§ Work to do: Carry on the piece about director Chang Cheh and his ensemble casts, picking up right after its last sentence.

§ Document section:
-- Begin --

CONTINUED FROM PART 2...
The oppressors march on The Forbidden City from Chang Cheh's epic production of THE BOXER REBELLION (1975)
THE RISE & FALL OF THE CHANG CHEH SUPER GROUP CONCEPT AND THE TRIUMPH & TRAGEDY OF HIS GRAND SCALE HISTORICAL EPICS
One of the directors more popular kung fu films, FIVE SHAOLIN MASTERS (1974); Left to right-Meng Fei, Fu Sheng, David Chiang and Ti Lung
Another of Chang Cheh's innovations was to have a group of individuals each possessing their own style of fighting and each one being different in character traits and motives as well. Chang was seemingly obsessed with numbers as so many of his movie titles contain a numerical digit of one sort or other. One need only see the names of the following: HEROES TWO (1973), THE FOUR RIDERS (1972), FIVE SHAOLIN MASTERS (1974), FIVE VENOMS (1978), TWO CHAMPIONS OF SHAOLIN (1979) and FIVE ELEMENT NINJAS (1982) to get an idea of the numbers game featured in Chang's vast cinematic resume. However, having a multitude of colorful characters wasn't without its disadvantages.
Alexander Fu Sheng, Tang Yen San and Kuo Chui from one of Cheh's smaller scale epics during his Taiwanese tenure. This is MARCO POLO (1975) released here as the more suitably titled THE FOUR ASSASSINS.
The director admitted that by doing films with so many characters, he limits himself as to how much he can build each individual in the storyline. On a scant few occasions did the director ever give an actor a solo turn and these were predominantly during the early part of his career. Jimmy Wang Yu, Lo Lieh, David Chiang, Ti Lung, Chen Kuan Tai and most importantly, Fu Sheng all got solo vehicles built around them without the aid of a co-star.
Chao Kuo demonstrates a lot of power and emotion in his duel with nasty ninjas from the directors hugely popular FIVE ELEMENT NINJAS (1982)
With so much star power sharing the screen in many of his movies, it would seem that Cheh was more interested in the emotions of his characters and how they looked on camera. He would command his actors to "turn your performance up to six", or, "bring it down to 4", again with the use of numbers. The director most often worked with the same core group of performers for a number of years before jump starting another group of young film stars on the rise.
A typical, yet iconic Chang Cheh image from THE ANONYMOUS HEROES (1971), one of many 'Chivalrous Hero' pictures from the Godfather of HK Cinema
The first time Cheh experimented with a core group of actors was during the late 60's with what would become known as the 'Iron Triangle'. This consisted of the "invincible" teaming of former stunt man David Chiang, Ti Lung and the director, himself, Chang Cheh. Movies such as HAVE SWORD, WILL TRAVEL (1969), THE HEROIC ONES (1970), THE DEADLY DUO (1971), DUEL OF FISTS (1971), THE ANGRY GUEST (1972) and THE PIRATE (1973) all showcase the talents of John (David) Chiang and Ti Lung.

-- End --

§ Data supplied:

-- Begin --

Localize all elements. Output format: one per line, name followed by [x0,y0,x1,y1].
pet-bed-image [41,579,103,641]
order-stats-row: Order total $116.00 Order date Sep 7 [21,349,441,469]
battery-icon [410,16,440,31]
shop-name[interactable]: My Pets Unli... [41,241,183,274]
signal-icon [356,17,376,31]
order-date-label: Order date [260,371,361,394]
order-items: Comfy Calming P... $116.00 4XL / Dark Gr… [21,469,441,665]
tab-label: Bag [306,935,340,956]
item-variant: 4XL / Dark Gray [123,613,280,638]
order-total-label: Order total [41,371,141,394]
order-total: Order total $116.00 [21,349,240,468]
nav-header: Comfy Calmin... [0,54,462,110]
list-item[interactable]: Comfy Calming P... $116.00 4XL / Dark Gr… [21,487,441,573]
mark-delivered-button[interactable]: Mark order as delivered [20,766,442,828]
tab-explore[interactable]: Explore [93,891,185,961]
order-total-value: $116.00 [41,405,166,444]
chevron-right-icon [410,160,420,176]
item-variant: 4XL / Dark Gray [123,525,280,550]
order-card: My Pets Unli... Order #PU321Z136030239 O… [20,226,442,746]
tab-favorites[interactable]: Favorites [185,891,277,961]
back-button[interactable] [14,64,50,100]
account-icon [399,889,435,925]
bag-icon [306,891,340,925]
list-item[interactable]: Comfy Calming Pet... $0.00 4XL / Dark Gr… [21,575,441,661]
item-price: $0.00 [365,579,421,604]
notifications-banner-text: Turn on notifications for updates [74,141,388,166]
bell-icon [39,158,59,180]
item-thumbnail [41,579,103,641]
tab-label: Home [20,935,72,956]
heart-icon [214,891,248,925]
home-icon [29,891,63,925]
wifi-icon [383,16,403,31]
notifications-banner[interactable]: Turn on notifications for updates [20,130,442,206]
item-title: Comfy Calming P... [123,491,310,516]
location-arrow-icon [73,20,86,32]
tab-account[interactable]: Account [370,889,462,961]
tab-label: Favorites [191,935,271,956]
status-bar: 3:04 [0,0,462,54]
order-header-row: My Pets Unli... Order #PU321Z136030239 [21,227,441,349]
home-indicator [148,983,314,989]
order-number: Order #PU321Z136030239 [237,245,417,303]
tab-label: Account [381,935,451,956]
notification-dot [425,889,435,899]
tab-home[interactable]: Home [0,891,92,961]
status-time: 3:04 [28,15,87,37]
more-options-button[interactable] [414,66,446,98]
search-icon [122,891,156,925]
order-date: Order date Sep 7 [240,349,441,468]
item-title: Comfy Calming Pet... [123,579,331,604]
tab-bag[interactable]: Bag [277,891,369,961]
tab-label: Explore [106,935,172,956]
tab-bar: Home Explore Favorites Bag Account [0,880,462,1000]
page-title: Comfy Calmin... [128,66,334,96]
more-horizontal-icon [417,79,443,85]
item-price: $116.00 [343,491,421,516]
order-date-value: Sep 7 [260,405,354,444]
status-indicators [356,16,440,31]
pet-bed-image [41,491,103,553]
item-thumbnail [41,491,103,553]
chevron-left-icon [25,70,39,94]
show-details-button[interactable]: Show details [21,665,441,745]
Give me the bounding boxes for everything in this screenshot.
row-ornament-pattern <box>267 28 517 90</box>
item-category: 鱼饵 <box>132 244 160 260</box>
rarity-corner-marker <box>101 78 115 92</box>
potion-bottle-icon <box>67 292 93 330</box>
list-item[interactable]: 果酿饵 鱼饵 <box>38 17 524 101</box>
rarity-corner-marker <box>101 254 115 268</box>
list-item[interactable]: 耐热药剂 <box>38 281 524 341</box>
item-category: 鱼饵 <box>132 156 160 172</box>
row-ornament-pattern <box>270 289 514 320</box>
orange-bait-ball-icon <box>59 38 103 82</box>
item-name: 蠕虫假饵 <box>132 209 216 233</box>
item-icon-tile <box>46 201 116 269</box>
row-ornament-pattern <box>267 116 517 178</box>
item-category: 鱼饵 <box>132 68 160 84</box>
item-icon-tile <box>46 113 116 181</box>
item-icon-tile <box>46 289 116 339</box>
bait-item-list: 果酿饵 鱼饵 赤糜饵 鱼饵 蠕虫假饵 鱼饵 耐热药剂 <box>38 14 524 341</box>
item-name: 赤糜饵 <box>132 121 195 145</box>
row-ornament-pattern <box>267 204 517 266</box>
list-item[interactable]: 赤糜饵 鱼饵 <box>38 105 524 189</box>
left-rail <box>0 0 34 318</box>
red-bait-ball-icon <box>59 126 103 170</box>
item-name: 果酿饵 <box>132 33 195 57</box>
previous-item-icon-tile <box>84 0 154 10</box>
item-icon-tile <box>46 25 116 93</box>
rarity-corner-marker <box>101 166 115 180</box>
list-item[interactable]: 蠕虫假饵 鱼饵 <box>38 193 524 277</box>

-- End --

§ The result:
Not long after, Cheh would add the sensational and charismatic Chen Kuan Tai to this mix. Furthermore, Chen's first outing (THE BOXER FROM SHANTUNG) would be a star vehicle built around him; something the directors prior performers didn't get their first time out. Proving to be a monetary commodity to the Shaw stable, Chen Kuan Tai would quickly join the ranks alongside David Chiang and Ti Lung in collaborative efforts. Cheh's THE FOUR RIDERS (1972) was a precursor to the ensemble productions that would come over the next couple of years featuring a multitude of established and up and coming young stars.
The HK heartthrob, Alexander Fu Sheng during one of the more lighthearted moments from the troubled production, THE BOXER REBELLION (1975)
In 1973, another actor would attract lots of attention from critical and fan circles; Alexander Fu Sheng. After graduating from the Shaw training facility in 1971, he was seen as a background player in films such as THE 14 AMAZONS (1972) and MAN OF IRON (1972) before gaining notice in Cheh's police drama, POLICE FORCE (1973) starring Wang Chung, an actor who also had a long career, but rarely as a headliner.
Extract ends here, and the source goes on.